SOURCE PASSAGE:
----------

# Part 2Find a Subset that is not a Subspace

1. Jul 8, 2009

Here we go again

Give an Example of a subset U of R^2 that is closed under scalar multiplication, but is not a subspace of R^2

I am thinking let U={(x1,x2) : x1=-x2}

If x=(x1,x2) and y=(y1, y2) then x+y= (-x2-y2), x2+y2) = (-(x2+y2), x2+y2) okaaayy so that does not work

Let me think.

2. Jul 8, 2009

### Dick

Here's a hint. The intersection of two subspaces is a subspace. The union of two subspaces may not be a subspace.

3. Jul 9, 2009

Okay. Can I do like.... the subspace of R^2 whose elements are all even numbers? Since (0) is not in there? But it is closed under scalar mult over R.

Edit: I don't know if I used your hint, though. :/

4. Jul 9, 2009

### Dick

You mean even integers? Like (n1,n2) where n1 and n2 are even? i) Most people would say 0 is even. ii) That's not closed under scalar multiplication. (n1,n2)*sqrt(2) isn't in the set. Suggest you use the hint.

5. Jul 9, 2009

Yeah. I wasn't sure about 0. And I guess I don't know how to use your hint Are you saying that I should join two subsets of R^2, such that they do not form a subspace? Of course you, are.... why am I asking... that's clearly what he is saying.

6. Jul 9, 2009

### Dick

Give me any two different nontrivial subspaces of R^2. Any two. That's a good exercise.

7. Jul 9, 2009

Z^2 and Q^2 I think these are the notations for the subspaces that are integers and rational numbers. Maybe.

Q^2 is a subspace right? I think it is.

8. Jul 9, 2009

### Dick

I don't think either one is, if you are talking about a vector space over the field R. They aren't closed under scalar multiplication by an element of R. Give me an example.

9. Jul 9, 2009

Oh jeez... you are right How about all (x1,x2) whose sum is (0) and all (x1,x2) for which x1=2*x2.

10. Jul 9, 2009

### Dick

Much better. So the union (as in set theory) of those two (call it U) is closed under scalar multiplication, right? Then take a vector in the first one and a vector in the second one and add them. Is the sum in U?

11. Jul 9, 2009

### HallsofIvy

Staff Emeritus
Actually, I was thinking even simpler. {(x, 0)} is a subspace of R2 and so is {(0, y)}. Is their union, the set of all pairs (x, y) such that at least one is 0, a subspace? Is it closed under scalar multiplication? What about vector addition?

12. Jul 9, 2009

I am confused now. I thought the definition of 'union' was that if A has elements a1,...,an and B has b1,...,bn then the union of A&B is a set that contains a1,...,an & b1,...,bn.

Why are you saying that the union of {(x,0)} and {(0,y)} is {(x,y)}. What did I miss? It looks like you added the two sets.

Shouldn't the union of {(x,0)} & {(0,y)} be the set that includes only all vectors whose y coordinate is 0 OR whose x coordinate is 0 ?

Isn't {(x,y)} by definition R^2 ?

13. Jul 9, 2009

### Staff: Mentor

HallsOfIvy didn't say that the union of {(x,0)} and {(0,y)} is {(x,y)}. What you missed is the "such that" part.

14. Jul 9, 2009

----------

SOURCE EXCERPT:
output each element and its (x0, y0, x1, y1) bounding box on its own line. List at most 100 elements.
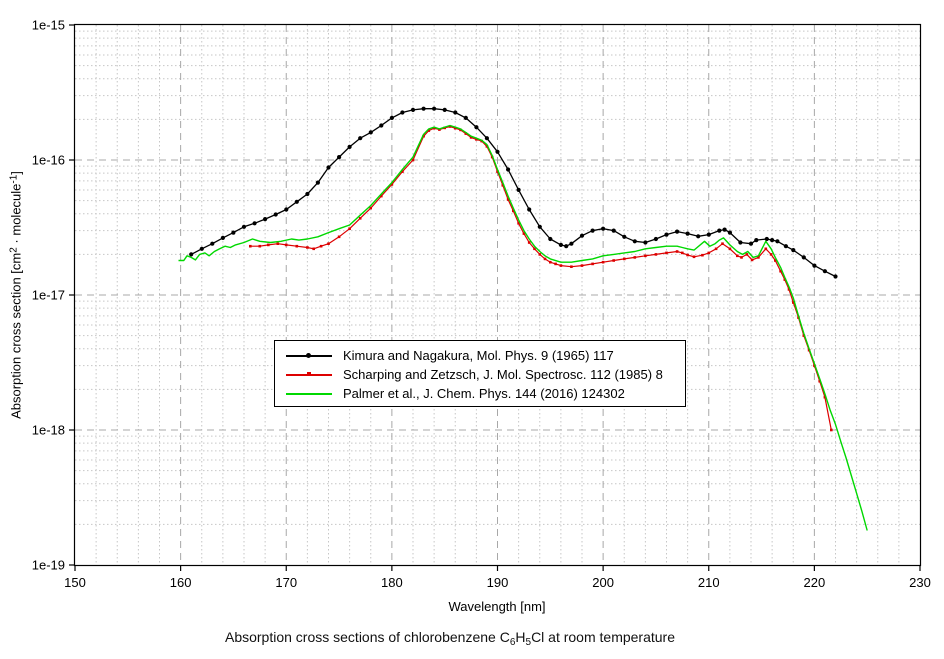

----------

EXERCISES:
• A. List the numbers of all the posts in the subspace forum thread that are marked as written by Dick.
• B. Rewrite the subspace forum thread from "Give an Example" to "be a subspace.", replacing "scalar multiplication" with "multiplication by scalars".
• C. In the subspace forum thread, which two subspaces of R2 does HallsofIvy name before asking about their union?

EXERCISE SOLUTIONS:
• A. 2, 4, 6, 8, 10

• B.
Give an Example of a subset U of R^2 that is closed under multiplication by scalars, but is not a subspace of R^2

I am thinking let U={(x1,x2) : x1=-x2}

If x=(x1,x2) and y=(y1, y2) then x+y= (-x2-y2), x2+y2) = (-(x2+y2), x2+y2) okaaayy so that does not work

Let me think.

2. Jul 8, 2009

### Dick

Here's a hint. The intersection of two subspaces is a subspace. The union of two subspaces may not be a subspace.

• C. {(x, 0)} and {(0, y)}